Objetivo del ejercicio:
Reproduce sin cambios las filas que van desde el comienzo hasta la que contiene "paragraph-tax-registration-document: документ о", ambas incluidas.

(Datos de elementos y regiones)

........

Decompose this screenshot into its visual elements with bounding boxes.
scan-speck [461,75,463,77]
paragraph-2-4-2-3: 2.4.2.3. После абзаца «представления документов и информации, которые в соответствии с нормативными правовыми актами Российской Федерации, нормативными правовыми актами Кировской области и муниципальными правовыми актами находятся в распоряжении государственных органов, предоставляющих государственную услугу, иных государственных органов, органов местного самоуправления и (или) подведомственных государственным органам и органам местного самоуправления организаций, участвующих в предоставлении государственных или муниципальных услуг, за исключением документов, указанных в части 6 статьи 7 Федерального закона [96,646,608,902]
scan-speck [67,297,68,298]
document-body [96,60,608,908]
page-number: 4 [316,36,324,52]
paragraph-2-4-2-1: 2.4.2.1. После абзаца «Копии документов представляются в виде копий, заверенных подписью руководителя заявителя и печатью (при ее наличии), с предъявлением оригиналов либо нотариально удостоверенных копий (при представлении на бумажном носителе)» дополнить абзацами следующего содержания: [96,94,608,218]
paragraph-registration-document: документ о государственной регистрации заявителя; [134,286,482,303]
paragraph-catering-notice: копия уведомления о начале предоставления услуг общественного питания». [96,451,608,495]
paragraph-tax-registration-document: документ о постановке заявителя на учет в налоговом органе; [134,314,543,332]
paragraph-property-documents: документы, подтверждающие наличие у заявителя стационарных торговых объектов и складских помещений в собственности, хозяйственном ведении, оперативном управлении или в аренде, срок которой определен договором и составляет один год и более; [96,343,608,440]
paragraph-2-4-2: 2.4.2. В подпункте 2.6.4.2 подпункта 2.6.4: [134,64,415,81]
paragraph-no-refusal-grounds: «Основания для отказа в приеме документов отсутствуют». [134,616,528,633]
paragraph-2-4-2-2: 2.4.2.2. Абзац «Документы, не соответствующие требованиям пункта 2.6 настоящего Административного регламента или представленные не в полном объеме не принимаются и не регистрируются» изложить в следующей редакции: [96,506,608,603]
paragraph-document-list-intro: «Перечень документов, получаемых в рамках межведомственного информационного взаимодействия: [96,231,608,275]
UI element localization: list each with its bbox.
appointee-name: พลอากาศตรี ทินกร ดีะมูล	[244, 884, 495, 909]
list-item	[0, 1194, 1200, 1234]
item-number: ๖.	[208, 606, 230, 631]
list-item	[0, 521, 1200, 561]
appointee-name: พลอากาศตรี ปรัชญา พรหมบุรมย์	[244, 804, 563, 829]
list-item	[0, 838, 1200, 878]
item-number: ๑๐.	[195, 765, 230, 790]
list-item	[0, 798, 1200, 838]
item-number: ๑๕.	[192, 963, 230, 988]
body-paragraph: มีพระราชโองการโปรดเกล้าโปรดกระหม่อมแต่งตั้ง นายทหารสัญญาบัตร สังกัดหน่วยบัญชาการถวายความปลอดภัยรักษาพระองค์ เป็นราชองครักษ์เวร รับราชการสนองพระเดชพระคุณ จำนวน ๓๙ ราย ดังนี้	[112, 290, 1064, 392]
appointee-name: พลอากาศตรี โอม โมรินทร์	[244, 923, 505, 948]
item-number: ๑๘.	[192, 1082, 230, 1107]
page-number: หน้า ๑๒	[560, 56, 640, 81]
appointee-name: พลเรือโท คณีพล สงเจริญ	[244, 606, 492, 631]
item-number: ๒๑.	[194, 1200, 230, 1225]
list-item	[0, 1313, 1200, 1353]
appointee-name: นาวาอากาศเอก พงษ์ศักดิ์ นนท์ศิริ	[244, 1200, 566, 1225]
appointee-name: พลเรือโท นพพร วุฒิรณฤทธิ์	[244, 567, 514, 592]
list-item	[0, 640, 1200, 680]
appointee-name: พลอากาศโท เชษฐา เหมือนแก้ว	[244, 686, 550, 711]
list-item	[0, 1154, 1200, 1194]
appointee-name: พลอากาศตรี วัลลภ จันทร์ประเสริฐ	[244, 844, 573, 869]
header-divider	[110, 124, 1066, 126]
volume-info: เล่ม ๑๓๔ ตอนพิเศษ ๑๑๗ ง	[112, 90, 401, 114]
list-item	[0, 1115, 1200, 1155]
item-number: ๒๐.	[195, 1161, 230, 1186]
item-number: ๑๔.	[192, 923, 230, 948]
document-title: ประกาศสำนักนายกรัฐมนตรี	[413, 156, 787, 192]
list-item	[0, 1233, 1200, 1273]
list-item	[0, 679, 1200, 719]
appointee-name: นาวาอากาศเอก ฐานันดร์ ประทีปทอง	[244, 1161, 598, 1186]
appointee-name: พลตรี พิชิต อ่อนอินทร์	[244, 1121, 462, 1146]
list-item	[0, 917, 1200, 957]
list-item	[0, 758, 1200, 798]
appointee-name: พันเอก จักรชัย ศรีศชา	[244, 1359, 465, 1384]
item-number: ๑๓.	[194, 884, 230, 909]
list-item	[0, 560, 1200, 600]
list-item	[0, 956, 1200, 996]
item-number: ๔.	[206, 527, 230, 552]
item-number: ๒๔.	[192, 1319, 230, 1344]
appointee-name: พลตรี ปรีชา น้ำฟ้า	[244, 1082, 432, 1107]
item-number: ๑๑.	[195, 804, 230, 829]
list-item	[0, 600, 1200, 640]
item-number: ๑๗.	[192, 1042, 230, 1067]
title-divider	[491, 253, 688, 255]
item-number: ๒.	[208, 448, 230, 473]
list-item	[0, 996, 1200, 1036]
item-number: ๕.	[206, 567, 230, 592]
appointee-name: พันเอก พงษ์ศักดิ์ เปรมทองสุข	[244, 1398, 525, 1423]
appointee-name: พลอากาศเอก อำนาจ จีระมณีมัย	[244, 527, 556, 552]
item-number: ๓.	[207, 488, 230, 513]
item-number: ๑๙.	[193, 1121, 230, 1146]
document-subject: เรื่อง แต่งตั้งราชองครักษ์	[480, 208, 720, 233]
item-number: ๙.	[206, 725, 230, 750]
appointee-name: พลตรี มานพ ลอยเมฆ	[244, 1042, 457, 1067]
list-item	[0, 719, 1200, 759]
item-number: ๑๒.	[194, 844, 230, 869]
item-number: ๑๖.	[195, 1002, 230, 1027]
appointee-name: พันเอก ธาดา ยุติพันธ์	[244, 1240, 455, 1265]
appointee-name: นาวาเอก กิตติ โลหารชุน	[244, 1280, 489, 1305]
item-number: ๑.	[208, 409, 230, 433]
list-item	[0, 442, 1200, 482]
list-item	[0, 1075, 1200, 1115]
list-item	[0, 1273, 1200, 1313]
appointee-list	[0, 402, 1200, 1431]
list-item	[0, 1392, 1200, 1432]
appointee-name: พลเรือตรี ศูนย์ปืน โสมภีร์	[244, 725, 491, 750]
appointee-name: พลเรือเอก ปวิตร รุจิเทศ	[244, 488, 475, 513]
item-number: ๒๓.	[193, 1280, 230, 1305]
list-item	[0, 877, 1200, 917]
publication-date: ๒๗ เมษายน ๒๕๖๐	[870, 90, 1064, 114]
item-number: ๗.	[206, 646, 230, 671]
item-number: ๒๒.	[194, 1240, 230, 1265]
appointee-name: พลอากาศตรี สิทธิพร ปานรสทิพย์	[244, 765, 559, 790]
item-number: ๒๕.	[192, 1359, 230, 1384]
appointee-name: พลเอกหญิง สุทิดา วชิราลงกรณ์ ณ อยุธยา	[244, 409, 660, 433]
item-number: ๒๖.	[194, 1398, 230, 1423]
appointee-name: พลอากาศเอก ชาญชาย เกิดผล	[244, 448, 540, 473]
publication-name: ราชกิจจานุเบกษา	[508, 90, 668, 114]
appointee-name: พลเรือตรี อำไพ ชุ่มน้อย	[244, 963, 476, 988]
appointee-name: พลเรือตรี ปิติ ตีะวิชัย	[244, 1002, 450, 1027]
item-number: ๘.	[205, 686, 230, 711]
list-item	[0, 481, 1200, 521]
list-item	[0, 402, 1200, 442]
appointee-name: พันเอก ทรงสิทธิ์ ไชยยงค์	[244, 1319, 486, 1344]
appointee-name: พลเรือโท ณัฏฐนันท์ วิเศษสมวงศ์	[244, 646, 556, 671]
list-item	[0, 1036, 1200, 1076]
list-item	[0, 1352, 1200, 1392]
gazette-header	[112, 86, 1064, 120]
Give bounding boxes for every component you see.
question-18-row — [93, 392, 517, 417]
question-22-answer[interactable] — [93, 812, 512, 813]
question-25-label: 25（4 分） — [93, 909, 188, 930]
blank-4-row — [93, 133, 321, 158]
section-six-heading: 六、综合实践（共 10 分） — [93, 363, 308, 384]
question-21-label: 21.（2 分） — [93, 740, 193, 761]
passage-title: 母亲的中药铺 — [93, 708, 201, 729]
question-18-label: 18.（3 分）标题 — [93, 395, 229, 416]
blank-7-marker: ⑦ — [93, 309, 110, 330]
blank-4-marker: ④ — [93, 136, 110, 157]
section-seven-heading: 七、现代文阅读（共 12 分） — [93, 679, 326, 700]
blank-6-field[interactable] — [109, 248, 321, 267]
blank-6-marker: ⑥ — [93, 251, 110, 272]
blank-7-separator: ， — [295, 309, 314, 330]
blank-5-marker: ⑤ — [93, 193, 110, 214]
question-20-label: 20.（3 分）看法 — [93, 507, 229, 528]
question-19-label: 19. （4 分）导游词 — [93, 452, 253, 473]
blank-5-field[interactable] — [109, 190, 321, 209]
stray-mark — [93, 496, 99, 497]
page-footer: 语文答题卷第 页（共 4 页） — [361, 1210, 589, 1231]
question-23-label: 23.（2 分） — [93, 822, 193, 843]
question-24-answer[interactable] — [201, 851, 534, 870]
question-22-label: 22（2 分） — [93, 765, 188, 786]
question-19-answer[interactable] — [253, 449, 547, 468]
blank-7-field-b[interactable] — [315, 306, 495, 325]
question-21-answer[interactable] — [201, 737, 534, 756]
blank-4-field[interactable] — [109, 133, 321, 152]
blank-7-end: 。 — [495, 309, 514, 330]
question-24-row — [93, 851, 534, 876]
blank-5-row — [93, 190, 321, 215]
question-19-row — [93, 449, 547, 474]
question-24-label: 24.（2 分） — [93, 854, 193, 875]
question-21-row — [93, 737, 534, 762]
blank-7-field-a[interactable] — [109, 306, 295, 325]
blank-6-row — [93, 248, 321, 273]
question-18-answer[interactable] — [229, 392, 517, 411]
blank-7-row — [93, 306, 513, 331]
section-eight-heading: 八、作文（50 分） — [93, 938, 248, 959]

........

Ejercicio resuelto:
Decompose this screenshot into its visual elements with bounding boxes.
scan-speck [461,75,463,77]
paragraph-2-4-2-3: 2.4.2.3. После абзаца «представления документов и информации, которые в соответствии с нормативными правовыми актами Российской Федерации, нормативными правовыми актами Кировской области и муниципальными правовыми актами находятся в распоряжении государственных органов, предоставляющих государственную услугу, иных государственных органов, органов местного самоуправления и (или) подведомственных государственным органам и органам местного самоуправления организаций, участвующих в предоставлении государственных или муниципальных услуг, за исключением документов, указанных в части 6 статьи 7 Федерального закона [96,646,608,902]
scan-speck [67,297,68,298]
document-body [96,60,608,908]
page-number: 4 [316,36,324,52]
paragraph-2-4-2-1: 2.4.2.1. После абзаца «Копии документов представляются в виде копий, заверенных подписью руководителя заявителя и печатью (при ее наличии), с предъявлением оригиналов либо нотариально удостоверенных копий (при представлении на бумажном носителе)» дополнить абзацами следующего содержания: [96,94,608,218]
paragraph-registration-document: документ о государственной регистрации заявителя; [134,286,482,303]
paragraph-catering-notice: копия уведомления о начале предоставления услуг общественного питания». [96,451,608,495]
paragraph-tax-registration-document: документ о постановке заявителя на учет в налоговом органе; [134,314,543,332]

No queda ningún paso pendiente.